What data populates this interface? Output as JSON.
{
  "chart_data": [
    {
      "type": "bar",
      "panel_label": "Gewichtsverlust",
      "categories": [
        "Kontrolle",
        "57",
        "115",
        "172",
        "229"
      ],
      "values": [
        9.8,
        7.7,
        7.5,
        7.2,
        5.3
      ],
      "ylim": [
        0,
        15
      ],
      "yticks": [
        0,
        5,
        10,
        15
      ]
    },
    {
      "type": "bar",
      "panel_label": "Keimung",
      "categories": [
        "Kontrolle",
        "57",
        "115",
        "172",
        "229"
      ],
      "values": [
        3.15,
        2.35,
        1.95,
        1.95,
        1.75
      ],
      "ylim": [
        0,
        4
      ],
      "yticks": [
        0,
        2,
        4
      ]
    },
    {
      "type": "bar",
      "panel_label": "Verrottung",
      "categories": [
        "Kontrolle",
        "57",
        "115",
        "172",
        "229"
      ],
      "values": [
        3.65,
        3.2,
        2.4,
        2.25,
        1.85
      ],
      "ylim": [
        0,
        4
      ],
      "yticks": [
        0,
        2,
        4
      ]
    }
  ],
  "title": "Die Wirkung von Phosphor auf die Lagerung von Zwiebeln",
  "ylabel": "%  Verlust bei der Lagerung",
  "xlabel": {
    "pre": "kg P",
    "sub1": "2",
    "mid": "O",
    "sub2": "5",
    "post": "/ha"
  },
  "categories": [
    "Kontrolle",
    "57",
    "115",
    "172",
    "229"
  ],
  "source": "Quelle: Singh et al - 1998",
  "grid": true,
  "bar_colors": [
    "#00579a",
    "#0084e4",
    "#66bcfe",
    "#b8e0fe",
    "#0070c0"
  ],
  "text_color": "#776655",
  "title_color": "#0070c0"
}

-------------------------

INSTRUCTION | Would you reproduce the material above in full, exactly as given?

TASK SOLUTION |
What data populates this interface? Output as JSON.
{
  "chart_data": [
    {
      "type": "bar",
      "panel_label": "Gewichtsverlust",
      "categories": [
        "Kontrolle",
        "57",
        "115",
        "172",
        "229"
      ],
      "values": [
        9.8,
        7.7,
        7.5,
        7.2,
        5.3
      ],
      "ylim": [
        0,
        15
      ],
      "yticks": [
        0,
        5,
        10,
        15
      ]
    },
    {
      "type": "bar",
      "panel_label": "Keimung",
      "categories": [
        "Kontrolle",
        "57",
        "115",
        "172",
        "229"
      ],
      "values": [
        3.15,
        2.35,
        1.95,
        1.95,
        1.75
      ],
      "ylim": [
        0,
        4
      ],
      "yticks": [
        0,
        2,
        4
      ]
    },
    {
      "type": "bar",
      "panel_label": "Verrottung",
      "categories": [
        "Kontrolle",
        "57",
        "115",
        "172",
        "229"
      ],
      "values": [
        3.65,
        3.2,
        2.4,
        2.25,
        1.85
      ],
      "ylim": [
        0,
        4
      ],
      "yticks": [
        0,
        2,
        4
      ]
    }
  ],
  "title": "Die Wirkung von Phosphor auf die Lagerung von Zwiebeln",
  "ylabel": "%  Verlust bei der Lagerung",
  "xlabel": {
    "pre": "kg P",
    "sub1": "2",
    "mid": "O",
    "sub2": "5",
    "post": "/ha"
  },
  "categories": [
    "Kontrolle",
    "57",
    "115",
    "172",
    "229"
  ],
  "source": "Quelle: Singh et al - 1998",
  "grid": true,
  "bar_colors": [
    "#00579a",
    "#0084e4",
    "#66bcfe",
    "#b8e0fe",
    "#0070c0"
  ],
  "text_color": "#776655",
  "title_color": "#0070c0"
}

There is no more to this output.